> Consigne: Reproduisez à l'identique le passage de l'article sur l'affaire Khadija situé entre « Douze des ses » et « enlèvement et séquestration. », ces deux extrémités comprises.

> Texte extrait:

Viol de Khadija : l’Unicef s’exprime

L’Unicef a affirmé dans un communiqué diffusé le 5 septembre que le cas de Khadija, une adolescente qui dit avoir été séquestrée et violée par un groupe d’hommes dans un village du centre du Maroc, n’était pas «isolé», et appelé à des «mécanismes de protection de l’enfance» dans ce pays.

«Les différents tribunaux du Royaume ont traité 5980 affaires de violence à l’encontre des enfants en 2017», souligne l’Unicef qui demande que «les droits des enfants impliqués soient respectés, qu’ils soient victimes, témoins ou accusés».

Dans une vidéo diffusée le 21août de façon virale sur Internet, Khadija, 17 ans, racontait avoir été kidnappée, séquestrée, violée et martyrisée pendant deux mois par des jeunes de son village.

Le témoignage filmé de Khadija, où elle montrait des tatouages et des traces de brûlures de cigarettes sur son corps, avait suscité une vague de solidarité sur les réseaux sociaux.

Douze des ses agresseurs présumés, âgés de 18 à 28 ans, avaient été placés en détention préventive, notamment pour traite d’être humain sur mineure, viol, enlèvement et séquestration.

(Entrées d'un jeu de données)
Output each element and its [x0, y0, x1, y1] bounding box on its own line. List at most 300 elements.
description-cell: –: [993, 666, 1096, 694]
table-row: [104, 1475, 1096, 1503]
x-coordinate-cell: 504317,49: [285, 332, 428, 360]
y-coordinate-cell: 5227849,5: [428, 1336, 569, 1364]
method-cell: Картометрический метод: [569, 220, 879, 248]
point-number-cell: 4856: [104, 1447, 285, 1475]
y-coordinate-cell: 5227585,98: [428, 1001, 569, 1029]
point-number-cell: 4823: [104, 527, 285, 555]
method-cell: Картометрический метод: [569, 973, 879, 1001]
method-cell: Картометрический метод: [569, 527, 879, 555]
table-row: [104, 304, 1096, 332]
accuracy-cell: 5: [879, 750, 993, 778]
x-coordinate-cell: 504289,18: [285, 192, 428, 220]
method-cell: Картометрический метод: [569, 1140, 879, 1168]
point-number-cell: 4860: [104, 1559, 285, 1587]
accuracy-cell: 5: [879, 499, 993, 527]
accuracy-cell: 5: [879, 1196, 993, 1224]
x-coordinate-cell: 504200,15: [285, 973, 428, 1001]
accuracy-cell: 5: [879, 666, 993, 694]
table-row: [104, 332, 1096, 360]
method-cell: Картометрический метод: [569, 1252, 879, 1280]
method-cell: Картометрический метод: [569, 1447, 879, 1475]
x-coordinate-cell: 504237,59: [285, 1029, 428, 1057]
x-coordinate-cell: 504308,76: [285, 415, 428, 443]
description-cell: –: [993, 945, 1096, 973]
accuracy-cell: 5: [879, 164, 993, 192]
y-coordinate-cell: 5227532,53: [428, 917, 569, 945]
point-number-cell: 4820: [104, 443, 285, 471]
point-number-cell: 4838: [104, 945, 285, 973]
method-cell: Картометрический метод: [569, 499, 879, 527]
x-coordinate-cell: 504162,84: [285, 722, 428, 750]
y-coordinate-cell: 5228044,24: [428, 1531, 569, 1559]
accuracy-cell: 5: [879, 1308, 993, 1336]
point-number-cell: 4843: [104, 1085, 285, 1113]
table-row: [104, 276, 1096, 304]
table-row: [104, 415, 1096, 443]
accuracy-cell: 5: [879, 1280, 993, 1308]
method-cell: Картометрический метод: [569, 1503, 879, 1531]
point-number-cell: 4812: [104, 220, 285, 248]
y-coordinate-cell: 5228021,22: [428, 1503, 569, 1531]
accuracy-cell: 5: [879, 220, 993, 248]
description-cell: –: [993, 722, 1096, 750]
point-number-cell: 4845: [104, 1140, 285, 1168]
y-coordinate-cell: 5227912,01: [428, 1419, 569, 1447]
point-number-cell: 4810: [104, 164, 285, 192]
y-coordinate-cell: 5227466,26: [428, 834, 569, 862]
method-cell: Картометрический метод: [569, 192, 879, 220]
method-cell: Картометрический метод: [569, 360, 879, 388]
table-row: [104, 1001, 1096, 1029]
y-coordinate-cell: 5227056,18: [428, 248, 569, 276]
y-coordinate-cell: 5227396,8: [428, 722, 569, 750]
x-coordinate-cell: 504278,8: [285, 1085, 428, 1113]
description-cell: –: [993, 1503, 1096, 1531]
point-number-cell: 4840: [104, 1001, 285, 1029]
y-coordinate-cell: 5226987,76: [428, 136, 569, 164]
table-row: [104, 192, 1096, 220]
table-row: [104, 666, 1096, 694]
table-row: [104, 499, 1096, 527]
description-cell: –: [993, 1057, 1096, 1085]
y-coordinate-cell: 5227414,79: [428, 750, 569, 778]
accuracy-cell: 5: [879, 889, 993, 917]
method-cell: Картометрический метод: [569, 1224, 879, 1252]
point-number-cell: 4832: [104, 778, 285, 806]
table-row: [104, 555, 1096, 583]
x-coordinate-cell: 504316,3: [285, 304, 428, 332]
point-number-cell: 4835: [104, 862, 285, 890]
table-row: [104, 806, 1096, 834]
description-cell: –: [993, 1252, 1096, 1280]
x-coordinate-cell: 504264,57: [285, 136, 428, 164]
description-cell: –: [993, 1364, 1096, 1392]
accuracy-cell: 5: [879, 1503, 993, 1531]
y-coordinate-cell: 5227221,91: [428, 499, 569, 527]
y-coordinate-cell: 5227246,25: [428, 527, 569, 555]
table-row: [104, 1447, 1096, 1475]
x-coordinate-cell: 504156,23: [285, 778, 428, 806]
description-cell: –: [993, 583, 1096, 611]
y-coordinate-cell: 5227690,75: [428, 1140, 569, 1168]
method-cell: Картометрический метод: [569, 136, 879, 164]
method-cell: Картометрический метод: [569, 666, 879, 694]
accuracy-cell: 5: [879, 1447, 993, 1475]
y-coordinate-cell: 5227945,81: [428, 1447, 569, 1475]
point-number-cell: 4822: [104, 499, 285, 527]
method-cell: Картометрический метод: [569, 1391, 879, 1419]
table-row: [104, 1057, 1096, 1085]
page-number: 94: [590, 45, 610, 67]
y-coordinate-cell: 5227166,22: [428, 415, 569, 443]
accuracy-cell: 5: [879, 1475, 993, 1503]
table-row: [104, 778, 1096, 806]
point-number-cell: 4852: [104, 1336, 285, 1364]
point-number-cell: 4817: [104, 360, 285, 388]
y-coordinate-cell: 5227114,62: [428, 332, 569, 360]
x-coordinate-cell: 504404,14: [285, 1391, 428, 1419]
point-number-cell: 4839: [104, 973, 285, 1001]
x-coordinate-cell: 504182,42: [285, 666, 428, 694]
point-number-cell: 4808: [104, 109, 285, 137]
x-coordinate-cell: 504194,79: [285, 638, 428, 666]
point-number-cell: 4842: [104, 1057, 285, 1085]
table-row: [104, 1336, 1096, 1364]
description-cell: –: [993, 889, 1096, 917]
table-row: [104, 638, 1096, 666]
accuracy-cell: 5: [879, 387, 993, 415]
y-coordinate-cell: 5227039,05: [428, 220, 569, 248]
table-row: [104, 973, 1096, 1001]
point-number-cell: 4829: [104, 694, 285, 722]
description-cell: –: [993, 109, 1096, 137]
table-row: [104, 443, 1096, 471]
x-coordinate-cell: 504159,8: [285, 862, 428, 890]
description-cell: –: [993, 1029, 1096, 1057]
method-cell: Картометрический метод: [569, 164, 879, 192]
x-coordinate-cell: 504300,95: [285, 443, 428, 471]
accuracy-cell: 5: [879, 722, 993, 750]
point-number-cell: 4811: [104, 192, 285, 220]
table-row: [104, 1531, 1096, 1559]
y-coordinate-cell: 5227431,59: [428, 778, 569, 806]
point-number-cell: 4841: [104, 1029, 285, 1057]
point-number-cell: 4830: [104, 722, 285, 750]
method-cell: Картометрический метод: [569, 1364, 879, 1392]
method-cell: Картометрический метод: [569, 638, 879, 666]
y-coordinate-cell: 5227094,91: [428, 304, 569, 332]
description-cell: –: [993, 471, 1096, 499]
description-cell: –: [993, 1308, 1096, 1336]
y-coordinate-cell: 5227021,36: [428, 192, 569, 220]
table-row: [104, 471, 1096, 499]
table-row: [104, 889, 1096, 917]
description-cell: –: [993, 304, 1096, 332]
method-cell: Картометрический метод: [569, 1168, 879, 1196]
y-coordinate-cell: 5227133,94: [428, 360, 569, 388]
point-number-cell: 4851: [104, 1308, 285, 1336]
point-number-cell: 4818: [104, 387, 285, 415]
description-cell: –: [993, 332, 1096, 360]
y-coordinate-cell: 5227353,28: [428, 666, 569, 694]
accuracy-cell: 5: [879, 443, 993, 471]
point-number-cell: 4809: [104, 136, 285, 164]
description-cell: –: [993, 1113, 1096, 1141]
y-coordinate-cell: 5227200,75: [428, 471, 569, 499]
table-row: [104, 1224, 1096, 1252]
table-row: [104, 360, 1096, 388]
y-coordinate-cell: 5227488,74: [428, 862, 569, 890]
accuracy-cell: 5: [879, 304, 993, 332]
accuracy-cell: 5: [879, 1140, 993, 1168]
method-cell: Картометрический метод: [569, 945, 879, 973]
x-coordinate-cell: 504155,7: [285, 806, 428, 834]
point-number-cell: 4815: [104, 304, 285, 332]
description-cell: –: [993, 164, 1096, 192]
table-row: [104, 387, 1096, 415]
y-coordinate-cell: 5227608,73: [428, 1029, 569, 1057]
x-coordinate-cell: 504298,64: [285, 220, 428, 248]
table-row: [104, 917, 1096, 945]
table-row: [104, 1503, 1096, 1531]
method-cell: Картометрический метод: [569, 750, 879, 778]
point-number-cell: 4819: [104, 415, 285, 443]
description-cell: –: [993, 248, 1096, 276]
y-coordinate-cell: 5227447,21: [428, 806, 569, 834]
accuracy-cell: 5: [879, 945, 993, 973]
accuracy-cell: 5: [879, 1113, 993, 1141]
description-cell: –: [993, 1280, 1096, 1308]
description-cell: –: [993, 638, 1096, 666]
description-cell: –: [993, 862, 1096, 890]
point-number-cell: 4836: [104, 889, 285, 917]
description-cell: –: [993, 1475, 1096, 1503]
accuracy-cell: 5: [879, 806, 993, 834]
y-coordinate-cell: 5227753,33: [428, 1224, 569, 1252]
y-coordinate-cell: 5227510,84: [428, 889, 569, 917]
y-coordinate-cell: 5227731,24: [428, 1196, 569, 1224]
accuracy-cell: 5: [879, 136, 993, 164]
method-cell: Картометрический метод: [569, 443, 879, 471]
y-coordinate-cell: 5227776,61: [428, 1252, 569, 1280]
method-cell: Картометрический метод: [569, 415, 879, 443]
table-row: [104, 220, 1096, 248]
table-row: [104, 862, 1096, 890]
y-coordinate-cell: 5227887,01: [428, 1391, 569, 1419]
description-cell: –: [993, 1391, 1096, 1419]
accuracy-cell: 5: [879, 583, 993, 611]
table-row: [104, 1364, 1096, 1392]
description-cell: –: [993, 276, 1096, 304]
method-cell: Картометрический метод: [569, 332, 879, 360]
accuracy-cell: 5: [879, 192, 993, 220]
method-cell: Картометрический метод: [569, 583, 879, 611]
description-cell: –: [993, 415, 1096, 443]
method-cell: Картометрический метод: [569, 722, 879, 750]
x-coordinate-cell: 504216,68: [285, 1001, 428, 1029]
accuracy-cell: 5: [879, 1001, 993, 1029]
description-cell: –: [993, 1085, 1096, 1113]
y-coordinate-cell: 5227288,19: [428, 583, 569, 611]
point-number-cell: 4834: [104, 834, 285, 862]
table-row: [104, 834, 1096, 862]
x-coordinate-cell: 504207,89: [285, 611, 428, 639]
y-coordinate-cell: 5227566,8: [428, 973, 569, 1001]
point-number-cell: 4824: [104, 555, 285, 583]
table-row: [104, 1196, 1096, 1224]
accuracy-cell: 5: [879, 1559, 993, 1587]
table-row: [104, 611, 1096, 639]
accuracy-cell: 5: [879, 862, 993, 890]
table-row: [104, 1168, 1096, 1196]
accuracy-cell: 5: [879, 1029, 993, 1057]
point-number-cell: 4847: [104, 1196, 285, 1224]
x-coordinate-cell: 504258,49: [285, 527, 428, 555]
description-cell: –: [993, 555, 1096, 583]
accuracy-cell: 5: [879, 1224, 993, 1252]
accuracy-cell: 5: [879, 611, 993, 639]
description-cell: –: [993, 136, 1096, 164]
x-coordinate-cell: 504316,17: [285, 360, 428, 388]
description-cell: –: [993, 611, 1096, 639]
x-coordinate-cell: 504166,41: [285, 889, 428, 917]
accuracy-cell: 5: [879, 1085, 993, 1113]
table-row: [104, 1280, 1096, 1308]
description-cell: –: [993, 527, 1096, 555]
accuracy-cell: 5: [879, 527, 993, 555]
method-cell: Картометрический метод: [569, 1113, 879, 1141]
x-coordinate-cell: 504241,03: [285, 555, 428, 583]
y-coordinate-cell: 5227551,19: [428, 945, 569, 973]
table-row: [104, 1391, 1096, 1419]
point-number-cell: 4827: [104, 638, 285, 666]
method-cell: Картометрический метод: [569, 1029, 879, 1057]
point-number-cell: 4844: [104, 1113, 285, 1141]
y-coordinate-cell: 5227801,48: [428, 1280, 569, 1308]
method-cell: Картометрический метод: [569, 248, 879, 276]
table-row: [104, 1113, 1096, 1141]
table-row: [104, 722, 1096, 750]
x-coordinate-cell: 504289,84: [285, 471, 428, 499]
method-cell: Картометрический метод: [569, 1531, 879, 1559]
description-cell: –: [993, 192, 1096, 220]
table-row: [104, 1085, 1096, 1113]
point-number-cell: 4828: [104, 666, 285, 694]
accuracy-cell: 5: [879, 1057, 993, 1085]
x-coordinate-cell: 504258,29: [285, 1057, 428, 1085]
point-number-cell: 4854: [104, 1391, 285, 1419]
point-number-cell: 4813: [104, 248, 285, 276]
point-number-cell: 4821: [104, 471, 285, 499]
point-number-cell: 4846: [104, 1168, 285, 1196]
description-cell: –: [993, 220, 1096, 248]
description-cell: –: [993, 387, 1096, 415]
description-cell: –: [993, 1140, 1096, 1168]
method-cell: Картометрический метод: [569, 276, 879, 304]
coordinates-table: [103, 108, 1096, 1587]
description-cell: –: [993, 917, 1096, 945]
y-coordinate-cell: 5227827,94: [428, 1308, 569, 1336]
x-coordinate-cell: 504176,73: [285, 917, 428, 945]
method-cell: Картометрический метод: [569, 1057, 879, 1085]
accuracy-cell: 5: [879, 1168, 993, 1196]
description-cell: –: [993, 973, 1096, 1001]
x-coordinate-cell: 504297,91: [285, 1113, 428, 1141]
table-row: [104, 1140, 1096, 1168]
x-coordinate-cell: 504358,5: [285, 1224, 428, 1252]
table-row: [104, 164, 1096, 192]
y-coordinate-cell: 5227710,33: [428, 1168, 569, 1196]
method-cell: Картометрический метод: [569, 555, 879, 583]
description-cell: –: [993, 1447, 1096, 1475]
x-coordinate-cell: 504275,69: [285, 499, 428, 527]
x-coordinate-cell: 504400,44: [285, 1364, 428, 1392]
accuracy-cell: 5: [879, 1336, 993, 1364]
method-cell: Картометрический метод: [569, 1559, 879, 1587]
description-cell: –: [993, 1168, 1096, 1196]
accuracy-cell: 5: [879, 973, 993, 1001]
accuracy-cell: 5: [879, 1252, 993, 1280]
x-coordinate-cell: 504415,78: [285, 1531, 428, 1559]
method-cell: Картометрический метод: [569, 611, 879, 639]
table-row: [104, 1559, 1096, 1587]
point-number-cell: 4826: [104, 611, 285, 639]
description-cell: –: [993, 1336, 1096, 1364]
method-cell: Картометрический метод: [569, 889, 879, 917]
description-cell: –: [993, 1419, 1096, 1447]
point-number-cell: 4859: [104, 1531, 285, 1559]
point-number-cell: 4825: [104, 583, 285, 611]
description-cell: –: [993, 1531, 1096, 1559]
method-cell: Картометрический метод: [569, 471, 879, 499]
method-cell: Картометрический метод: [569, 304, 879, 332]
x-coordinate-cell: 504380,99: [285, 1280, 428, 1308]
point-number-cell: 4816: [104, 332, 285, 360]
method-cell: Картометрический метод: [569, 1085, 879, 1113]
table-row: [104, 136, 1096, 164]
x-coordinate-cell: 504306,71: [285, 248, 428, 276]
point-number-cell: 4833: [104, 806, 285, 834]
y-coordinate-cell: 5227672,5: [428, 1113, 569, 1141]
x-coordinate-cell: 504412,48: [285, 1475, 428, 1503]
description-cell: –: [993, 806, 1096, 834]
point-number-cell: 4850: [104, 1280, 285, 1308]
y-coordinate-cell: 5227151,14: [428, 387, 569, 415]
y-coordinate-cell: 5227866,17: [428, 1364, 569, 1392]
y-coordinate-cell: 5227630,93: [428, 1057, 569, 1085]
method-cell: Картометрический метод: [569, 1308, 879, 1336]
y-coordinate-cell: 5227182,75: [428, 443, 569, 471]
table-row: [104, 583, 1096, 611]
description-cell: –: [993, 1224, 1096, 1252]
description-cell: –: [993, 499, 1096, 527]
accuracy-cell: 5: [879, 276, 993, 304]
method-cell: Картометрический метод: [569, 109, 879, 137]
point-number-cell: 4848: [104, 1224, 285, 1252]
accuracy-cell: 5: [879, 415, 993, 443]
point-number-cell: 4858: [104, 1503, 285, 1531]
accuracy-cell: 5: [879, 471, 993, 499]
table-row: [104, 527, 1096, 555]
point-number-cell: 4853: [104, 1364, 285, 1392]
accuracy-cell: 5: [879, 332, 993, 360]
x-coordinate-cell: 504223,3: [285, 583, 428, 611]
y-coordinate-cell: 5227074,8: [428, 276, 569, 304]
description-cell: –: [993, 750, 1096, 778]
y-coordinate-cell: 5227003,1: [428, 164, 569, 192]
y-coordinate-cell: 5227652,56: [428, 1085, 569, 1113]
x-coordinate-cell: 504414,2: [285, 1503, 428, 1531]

> Réponse:
Douze des ses agresseurs présumés, âgés de 18 à 28 ans, avaient été placés en détention préventive, notamment pour traite d’être humain sur mineure, viol, enlèvement et séquestration.